USING SELF-DRIVING CARS AS A MORAL TECHNOLOGY FOR CITIES

Creation: Open Minds
Creation: Being Human
6 min readAug 8, 2017

a conversation with legal & public policy expert, Leili Fatehi

Leili Fatehi is a legal and public policy expert specializing in the intersection of science, technology and society. She was Director of the Initiative on Governance of Emerging Technological Systems at the Hubert Humphrey School of Public Affairs at the University of Minnesota, where she also received her J.D. She also attended Cornell University and the London School of Economics and Political Science.

Leili, your consulting firm, Apparatus, is currently working on an initiative called Drive Together MPLS that is supposed to help Minneapolis plan for the convergence of self-driving cars, car sharing and electric cars. What do you hope to achieve?

We’re actually working on getting the City away from the traditional approach to planning for emerging technologies and, instead, build the city’s adaptive capacity to deal with the uncertainty that’s endemic to these technologies. Under a traditional planning approach, the City would try to forecast the growth and impacts of self-driving cars and then implement formal top-down tools like laws, policies, and infrastructure. Should forecasts not align with reality, which history suggests is the case more often than not, we have ineffective, inefficient or insufficient laws, policies and infrastructure. We may even be locked into a technological direction with widespread and enduring unanticipated consequences.

In contrast, the Drive Together MPLS project seeks to guide the City toward foreseeing the range of alternative futures that could exist because of self-driving cars and opening deliberations about technological and policy choices to a broader participation by other stakeholders, including residents, businesses, and non-profits. This approach supports shared public-private-community influence and responsibility over the design and outcomes of new technologies like self-driving cars and the policies, planning, and infrastructure that support them. ‘

The ultimate goal is to help ensure Minneapolis has the greatest chance of getting the social, environmental, and economic outcomes it wants from these technologies. That doesn’t just automatically happen because the technology manufacturers say it will. It requires proactive and collaborative work by everyone early in the R&D, planning, and policy-making processes.

That seems ambitious. Whose idea was it?

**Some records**

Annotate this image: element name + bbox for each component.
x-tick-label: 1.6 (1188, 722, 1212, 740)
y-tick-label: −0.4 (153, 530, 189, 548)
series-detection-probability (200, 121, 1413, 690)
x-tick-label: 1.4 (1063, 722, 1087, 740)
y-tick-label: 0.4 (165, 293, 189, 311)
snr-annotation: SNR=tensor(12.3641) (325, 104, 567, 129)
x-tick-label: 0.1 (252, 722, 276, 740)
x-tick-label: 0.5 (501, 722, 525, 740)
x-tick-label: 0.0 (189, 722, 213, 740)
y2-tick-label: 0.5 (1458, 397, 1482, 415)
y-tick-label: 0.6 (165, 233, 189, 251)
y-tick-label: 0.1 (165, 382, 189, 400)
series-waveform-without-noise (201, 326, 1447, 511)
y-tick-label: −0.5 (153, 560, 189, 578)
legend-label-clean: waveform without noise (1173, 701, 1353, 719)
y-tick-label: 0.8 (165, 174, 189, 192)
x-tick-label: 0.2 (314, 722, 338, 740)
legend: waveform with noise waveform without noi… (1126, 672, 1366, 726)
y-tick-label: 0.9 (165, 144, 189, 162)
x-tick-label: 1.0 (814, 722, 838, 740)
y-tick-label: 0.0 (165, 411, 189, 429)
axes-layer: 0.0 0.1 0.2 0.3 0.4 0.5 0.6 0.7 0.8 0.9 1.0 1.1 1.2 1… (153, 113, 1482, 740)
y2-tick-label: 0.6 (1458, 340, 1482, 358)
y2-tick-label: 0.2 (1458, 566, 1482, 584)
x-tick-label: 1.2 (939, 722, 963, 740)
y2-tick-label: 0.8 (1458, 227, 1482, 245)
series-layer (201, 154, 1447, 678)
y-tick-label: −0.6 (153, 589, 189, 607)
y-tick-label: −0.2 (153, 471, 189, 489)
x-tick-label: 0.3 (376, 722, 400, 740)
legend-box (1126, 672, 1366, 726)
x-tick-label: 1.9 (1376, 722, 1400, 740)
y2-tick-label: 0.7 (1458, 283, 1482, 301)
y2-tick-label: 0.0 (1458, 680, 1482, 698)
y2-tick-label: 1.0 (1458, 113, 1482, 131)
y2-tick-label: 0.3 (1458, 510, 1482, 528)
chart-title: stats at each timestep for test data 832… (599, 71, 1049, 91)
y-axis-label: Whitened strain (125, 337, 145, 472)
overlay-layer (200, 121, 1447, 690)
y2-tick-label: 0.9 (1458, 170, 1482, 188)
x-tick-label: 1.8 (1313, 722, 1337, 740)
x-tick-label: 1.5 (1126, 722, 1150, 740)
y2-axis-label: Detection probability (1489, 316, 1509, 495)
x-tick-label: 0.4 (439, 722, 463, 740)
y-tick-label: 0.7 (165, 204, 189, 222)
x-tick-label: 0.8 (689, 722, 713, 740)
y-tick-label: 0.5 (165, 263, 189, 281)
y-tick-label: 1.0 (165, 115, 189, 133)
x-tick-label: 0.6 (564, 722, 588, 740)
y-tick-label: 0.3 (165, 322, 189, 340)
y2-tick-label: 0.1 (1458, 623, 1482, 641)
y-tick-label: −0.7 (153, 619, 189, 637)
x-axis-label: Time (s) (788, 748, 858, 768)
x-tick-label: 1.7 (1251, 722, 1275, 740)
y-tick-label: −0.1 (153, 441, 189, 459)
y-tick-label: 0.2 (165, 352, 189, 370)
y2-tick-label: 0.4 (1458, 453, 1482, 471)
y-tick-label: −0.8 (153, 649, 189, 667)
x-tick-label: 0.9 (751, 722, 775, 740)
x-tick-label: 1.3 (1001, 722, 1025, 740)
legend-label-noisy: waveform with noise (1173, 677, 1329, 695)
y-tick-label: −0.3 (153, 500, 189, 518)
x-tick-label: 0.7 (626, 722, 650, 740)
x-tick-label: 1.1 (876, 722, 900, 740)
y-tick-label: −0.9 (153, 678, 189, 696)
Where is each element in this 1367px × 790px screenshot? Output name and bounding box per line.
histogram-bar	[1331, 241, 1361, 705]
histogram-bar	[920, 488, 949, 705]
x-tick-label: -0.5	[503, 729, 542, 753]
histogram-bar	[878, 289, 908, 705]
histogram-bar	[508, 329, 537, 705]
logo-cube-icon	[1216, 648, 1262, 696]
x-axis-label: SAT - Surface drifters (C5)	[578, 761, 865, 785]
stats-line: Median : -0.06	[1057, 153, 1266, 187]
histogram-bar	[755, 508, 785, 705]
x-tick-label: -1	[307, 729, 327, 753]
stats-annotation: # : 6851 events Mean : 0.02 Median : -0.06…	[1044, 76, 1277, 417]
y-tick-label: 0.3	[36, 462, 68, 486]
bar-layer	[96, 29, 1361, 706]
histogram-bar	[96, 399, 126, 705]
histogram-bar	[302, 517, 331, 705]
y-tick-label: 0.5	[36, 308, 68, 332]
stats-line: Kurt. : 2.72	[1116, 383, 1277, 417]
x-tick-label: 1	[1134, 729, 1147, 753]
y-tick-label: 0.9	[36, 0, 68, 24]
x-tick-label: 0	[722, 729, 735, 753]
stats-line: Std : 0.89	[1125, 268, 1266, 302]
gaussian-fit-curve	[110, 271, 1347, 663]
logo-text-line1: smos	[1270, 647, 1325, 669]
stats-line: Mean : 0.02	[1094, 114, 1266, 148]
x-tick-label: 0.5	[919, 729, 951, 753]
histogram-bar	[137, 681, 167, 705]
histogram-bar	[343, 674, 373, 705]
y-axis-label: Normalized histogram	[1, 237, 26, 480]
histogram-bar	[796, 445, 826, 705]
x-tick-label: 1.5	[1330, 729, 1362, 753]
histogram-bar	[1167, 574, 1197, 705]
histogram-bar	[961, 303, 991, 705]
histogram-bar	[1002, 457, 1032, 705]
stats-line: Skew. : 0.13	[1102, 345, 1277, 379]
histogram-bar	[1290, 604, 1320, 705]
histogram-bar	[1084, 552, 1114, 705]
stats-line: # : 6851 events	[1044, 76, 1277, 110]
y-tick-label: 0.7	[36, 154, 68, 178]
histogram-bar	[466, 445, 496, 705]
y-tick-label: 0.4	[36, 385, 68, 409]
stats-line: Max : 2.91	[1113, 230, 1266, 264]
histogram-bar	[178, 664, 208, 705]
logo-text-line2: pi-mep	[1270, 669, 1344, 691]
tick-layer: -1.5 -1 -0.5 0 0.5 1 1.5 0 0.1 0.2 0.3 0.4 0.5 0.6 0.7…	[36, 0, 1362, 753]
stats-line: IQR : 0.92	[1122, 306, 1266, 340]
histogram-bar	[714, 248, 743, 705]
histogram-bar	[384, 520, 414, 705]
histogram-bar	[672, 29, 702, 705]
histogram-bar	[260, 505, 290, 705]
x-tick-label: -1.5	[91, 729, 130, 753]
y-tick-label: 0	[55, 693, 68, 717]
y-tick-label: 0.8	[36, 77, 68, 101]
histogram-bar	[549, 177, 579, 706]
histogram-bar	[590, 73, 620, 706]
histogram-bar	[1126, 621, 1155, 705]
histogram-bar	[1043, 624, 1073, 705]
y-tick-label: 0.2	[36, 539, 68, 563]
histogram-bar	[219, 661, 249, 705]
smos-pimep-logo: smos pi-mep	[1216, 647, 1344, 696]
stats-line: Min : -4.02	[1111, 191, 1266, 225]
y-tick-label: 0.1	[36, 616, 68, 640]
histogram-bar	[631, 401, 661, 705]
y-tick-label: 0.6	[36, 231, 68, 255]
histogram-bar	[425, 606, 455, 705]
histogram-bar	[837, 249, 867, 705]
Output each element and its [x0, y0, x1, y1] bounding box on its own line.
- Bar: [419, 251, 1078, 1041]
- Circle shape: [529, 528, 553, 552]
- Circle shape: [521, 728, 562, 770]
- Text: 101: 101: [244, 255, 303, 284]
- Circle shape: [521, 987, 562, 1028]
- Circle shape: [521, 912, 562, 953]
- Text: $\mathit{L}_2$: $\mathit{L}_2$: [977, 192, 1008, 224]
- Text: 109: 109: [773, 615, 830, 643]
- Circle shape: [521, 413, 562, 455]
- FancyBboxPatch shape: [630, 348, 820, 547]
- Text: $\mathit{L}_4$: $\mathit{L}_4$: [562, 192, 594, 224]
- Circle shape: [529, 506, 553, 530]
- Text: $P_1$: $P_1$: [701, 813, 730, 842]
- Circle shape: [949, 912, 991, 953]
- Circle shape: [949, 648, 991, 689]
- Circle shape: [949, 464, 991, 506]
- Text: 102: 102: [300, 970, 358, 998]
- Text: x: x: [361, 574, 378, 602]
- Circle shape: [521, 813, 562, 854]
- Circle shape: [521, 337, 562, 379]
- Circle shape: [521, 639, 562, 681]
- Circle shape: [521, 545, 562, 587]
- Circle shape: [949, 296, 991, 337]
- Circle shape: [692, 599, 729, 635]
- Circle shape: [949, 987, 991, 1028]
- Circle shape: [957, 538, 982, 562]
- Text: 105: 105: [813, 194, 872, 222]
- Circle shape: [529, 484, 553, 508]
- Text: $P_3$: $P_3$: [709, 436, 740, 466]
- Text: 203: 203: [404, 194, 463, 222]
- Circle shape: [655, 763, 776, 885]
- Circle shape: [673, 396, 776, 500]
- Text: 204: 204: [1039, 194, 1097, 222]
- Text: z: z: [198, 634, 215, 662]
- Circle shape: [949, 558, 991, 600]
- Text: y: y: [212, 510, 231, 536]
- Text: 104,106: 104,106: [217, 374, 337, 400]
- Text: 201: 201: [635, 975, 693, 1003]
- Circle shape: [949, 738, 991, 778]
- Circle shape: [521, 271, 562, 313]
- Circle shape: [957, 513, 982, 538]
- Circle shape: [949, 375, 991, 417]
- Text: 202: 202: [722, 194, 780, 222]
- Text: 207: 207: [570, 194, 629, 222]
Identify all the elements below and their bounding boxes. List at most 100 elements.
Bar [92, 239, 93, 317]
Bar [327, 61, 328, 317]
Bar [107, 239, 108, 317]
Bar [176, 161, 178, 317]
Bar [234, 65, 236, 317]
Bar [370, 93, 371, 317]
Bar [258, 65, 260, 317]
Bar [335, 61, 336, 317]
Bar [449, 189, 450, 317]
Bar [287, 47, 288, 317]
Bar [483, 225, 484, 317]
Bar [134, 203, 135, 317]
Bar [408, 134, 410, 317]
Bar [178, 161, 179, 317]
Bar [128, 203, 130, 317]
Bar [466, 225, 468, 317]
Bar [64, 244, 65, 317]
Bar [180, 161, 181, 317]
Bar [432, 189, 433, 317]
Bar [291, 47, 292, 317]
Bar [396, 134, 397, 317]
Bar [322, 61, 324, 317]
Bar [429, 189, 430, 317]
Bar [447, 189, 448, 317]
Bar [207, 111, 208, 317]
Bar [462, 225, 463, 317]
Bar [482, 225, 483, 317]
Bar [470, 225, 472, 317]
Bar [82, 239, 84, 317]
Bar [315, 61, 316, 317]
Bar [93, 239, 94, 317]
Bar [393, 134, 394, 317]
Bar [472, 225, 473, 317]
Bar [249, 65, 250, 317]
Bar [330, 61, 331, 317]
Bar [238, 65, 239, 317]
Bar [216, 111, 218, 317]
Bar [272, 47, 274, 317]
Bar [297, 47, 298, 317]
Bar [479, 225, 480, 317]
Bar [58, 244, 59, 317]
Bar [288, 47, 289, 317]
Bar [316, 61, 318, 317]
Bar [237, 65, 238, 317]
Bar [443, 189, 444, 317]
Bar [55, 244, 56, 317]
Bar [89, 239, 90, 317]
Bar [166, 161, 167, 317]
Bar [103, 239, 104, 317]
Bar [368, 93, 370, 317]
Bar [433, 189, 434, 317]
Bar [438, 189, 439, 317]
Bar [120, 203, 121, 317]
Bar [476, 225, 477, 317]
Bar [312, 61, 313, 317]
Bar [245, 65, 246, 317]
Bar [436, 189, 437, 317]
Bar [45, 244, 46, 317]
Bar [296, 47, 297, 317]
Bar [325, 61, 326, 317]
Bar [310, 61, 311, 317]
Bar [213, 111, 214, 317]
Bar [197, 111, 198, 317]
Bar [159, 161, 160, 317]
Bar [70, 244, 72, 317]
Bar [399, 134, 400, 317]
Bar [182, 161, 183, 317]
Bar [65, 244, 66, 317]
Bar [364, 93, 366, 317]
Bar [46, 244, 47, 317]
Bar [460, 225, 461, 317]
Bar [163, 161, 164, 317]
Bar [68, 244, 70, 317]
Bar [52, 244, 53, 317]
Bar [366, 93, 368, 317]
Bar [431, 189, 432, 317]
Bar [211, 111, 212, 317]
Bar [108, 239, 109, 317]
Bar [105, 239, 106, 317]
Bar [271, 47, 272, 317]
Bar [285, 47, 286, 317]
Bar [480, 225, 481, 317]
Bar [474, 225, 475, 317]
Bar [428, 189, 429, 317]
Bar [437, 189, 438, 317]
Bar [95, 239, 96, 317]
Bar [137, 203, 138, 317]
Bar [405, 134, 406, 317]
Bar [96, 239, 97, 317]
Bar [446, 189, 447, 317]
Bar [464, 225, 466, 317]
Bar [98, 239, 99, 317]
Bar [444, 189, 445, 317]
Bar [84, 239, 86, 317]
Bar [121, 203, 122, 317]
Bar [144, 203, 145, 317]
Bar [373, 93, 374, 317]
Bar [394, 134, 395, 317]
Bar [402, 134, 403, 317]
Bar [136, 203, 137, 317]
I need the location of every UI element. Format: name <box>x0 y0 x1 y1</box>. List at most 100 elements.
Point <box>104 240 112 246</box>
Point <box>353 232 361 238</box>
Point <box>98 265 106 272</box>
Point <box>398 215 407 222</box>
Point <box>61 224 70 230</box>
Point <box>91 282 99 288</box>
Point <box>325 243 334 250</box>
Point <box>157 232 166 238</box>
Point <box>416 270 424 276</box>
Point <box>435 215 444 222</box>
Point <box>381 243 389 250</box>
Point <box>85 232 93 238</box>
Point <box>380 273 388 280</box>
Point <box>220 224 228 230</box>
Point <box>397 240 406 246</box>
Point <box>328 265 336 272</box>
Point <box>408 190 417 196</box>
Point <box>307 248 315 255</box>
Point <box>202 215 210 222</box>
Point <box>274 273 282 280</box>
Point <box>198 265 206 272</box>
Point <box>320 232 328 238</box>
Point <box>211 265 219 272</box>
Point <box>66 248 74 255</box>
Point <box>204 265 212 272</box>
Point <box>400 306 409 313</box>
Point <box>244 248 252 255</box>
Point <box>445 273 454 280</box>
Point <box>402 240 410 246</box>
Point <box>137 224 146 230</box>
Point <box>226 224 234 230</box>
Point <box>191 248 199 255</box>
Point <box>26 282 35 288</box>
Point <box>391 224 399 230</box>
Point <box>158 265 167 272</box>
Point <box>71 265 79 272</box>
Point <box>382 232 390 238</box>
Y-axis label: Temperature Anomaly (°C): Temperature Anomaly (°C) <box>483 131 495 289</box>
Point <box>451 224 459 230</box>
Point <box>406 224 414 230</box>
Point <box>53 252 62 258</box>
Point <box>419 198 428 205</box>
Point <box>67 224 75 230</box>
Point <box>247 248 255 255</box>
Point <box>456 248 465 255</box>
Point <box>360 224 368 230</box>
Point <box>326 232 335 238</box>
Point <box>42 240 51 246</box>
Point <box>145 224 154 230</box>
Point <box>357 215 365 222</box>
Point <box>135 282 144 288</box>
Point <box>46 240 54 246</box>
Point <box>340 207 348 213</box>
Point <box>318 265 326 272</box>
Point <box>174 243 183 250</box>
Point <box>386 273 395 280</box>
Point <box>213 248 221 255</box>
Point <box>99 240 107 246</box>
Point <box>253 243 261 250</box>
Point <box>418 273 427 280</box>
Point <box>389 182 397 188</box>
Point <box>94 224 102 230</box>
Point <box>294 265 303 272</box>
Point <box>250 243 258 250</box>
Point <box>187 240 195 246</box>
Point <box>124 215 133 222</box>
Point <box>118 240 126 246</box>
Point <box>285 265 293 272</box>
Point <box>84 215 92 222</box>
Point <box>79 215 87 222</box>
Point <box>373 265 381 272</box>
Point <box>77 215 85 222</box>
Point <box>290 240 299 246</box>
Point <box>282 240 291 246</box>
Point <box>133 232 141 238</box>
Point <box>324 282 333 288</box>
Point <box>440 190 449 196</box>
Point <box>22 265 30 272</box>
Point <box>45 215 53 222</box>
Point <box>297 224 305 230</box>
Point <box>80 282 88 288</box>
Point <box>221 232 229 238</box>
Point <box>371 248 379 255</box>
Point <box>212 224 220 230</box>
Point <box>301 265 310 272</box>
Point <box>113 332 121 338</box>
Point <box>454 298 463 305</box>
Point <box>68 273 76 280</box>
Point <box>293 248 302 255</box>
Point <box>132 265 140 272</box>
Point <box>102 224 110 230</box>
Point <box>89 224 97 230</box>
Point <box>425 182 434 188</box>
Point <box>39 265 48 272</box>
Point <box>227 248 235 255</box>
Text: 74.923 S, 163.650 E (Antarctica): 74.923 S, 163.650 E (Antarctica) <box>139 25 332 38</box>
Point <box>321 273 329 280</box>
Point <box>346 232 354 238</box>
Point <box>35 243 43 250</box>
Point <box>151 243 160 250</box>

**Prompt A**
In the interview on self-driving cars and Minneapolis, why does Leili Fatehi want the City to move away from the traditional approach to planning for emerging technologies? Answer in one to three sentences.
**Prompt B**
Summarize the interview on self-driving cars and Minneapolis in two sentences.
**Prompt C**
Carry the interview on self-driving cars and Minneapolis forward from its final line, beginning with Leili Fatehi's reply.

**Exercise response A**
Under the traditional approach, the City forecasts the growth and impacts of self-driving cars and then sets laws, policies and infrastructure from the top down. History suggests those forecasts often fail to match reality. When they miss, the City ends up with ineffective, inefficient or insufficient rules and infrastructure, and it may even be locked into a technological direction with widespread, lasting unanticipated consequences.

**Exercise response B**
Leili Fatehi, a legal and public policy expert, describes Drive Together MPLS, an initiative by her firm Apparatus to help Minneapolis plan for self-driving cars, car sharing and electric cars. Rather than relying on forecasts and top-down rules, it aims to build the City's adaptive capacity, explore a range of possible futures and bring residents, businesses and non-profits into the decisions, so Minneapolis gets the social, environmental and economic outcomes it wants.

**Exercise response C**
This is an original project developed by Apparatus, and it is ambitious, but it’s what every city should be doing and what virtually no city is. Right now, cities across the U.S. are racing to change their ordinances and policies to accommodate an imminent future with self-driving cars, but to the best of our knowledge, none are stopping to ask “is this technology and the way we’re setting it up to be used compatible with the values and goals of our community?” Minneapolis deserves a lot of credit in this regard because it has established a vision for the city that’s based a set of shared values — equity, safety, health, vitality, connectedness, and growth — and it has been true to letting these values guide its comprehensive planning, ordinance decisions, etc. We’re extremely fortunate that we live in this city and have the opportunity to do this project here. We’ve gotten nothing but support from elected officials and city staff, as well as from residents and the business community. There’s a spirit for co-responsibility for ensuring that self-driving cars change how we move about, work, and live in ways that first-and-foremost serve our community’s values.

What does it mean for self-driving cars to be compatible or incompatible with a community’s values?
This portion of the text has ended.